Data section:
══════════════════════════════

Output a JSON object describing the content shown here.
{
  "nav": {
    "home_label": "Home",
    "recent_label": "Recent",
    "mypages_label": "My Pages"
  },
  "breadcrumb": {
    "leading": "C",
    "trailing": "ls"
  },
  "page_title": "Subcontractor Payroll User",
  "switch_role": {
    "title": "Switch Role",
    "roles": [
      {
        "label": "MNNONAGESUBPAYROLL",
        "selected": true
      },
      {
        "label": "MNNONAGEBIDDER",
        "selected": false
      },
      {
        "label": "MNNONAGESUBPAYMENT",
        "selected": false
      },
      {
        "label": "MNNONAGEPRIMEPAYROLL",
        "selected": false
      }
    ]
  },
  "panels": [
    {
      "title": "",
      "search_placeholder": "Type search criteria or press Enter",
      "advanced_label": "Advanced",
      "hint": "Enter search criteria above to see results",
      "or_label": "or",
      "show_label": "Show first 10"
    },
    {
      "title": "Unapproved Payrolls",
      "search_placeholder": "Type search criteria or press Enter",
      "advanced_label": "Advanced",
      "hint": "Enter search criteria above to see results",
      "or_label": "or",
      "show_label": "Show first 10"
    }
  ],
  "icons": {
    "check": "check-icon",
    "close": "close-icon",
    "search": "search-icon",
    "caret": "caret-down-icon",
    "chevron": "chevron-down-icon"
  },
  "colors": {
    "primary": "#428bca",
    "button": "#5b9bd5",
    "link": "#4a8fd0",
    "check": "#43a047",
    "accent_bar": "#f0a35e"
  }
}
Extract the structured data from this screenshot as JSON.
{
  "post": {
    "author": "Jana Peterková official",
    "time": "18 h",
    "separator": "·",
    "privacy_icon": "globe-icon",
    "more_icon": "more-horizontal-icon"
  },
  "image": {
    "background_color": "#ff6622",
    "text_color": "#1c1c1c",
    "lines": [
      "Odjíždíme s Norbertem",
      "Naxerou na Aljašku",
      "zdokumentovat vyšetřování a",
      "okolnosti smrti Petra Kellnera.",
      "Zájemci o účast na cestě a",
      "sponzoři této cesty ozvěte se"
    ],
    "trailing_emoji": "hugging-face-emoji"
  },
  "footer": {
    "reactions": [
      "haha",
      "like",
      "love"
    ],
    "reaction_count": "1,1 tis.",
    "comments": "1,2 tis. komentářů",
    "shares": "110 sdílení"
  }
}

══════════════════════════════

Set down, exactly and in full, the lines from the one containing "Extract the structured" through the end of the entries; no other line belongs.

Full answer:
Extract the structured data from this screenshot as JSON.
{
  "post": {
    "author": "Jana Peterková official",
    "time": "18 h",
    "separator": "·",
    "privacy_icon": "globe-icon",
    "more_icon": "more-horizontal-icon"
  },
  "image": {
    "background_color": "#ff6622",
    "text_color": "#1c1c1c",
    "lines": [
      "Odjíždíme s Norbertem",
      "Naxerou na Aljašku",
      "zdokumentovat vyšetřování a",
      "okolnosti smrti Petra Kellnera.",
      "Zájemci o účast na cestě a",
      "sponzoři této cesty ozvěte se"
    ],
    "trailing_emoji": "hugging-face-emoji"
  },
  "footer": {
    "reactions": [
      "haha",
      "like",
      "love"
    ],
    "reaction_count": "1,1 tis.",
    "comments": "1,2 tis. komentářů",
    "shares": "110 sdílení"
  }
}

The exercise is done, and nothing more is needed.